◆ **WHAT YOU WILL DO**:
Whenever a line contains the string "service", copy it out of the entries.

◆ **DATA FOR THE TASK**:
☆ ☆ ☆ ☆ ☆

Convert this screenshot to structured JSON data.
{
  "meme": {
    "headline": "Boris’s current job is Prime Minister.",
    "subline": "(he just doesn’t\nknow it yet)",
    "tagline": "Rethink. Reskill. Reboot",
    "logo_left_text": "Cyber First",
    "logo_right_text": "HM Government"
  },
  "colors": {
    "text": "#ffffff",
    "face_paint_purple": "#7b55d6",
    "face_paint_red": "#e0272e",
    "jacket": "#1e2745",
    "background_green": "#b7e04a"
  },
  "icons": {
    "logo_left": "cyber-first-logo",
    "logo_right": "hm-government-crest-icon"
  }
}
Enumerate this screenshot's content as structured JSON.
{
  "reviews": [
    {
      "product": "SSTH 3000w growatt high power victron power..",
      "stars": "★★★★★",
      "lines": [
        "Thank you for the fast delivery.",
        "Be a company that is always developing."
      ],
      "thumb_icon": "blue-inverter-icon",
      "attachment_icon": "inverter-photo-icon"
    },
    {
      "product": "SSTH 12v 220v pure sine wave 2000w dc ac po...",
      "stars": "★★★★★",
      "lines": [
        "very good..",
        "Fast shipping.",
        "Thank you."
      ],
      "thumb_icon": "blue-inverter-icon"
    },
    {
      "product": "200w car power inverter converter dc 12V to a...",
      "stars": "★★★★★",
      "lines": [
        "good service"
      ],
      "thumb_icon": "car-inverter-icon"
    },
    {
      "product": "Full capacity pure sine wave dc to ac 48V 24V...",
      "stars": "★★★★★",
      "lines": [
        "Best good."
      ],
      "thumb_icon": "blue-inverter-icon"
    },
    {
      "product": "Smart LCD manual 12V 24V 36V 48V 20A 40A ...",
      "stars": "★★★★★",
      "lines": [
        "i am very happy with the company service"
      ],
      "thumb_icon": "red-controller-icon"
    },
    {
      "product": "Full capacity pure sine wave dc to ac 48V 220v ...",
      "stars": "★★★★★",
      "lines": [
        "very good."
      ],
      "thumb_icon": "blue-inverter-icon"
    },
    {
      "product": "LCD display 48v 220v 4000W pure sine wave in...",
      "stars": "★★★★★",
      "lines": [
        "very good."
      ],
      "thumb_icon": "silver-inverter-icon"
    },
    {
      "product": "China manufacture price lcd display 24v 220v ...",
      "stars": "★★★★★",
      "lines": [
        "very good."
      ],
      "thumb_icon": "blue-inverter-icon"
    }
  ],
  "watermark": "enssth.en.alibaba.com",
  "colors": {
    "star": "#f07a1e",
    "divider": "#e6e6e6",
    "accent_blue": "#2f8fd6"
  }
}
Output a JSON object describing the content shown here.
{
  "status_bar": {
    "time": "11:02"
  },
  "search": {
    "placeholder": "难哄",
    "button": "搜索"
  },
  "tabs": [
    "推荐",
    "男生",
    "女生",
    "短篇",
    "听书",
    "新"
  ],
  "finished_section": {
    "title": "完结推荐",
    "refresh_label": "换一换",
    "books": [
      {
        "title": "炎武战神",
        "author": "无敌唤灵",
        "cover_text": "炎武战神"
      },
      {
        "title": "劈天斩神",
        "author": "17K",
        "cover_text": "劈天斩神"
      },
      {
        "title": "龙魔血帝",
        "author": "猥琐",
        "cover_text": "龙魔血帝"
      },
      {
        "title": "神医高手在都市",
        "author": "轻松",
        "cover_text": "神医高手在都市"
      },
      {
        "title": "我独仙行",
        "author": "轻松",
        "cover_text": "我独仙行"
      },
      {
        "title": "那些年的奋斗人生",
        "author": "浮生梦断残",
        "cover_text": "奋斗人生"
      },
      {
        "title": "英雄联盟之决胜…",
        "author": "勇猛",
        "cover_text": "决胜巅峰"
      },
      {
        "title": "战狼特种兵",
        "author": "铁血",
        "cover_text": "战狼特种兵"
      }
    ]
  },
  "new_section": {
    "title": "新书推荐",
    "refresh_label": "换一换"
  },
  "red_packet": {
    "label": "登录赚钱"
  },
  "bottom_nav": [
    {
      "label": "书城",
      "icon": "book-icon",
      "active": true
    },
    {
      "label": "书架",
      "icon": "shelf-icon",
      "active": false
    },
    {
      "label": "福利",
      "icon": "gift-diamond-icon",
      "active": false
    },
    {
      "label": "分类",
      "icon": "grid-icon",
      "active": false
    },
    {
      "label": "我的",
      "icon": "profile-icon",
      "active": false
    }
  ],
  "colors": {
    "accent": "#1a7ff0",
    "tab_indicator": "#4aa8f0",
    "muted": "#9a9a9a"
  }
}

☆ ☆ ☆ ☆ ☆

◆ **COMPLETED TASK**:
        "good service"
        "i am very happy with the company service"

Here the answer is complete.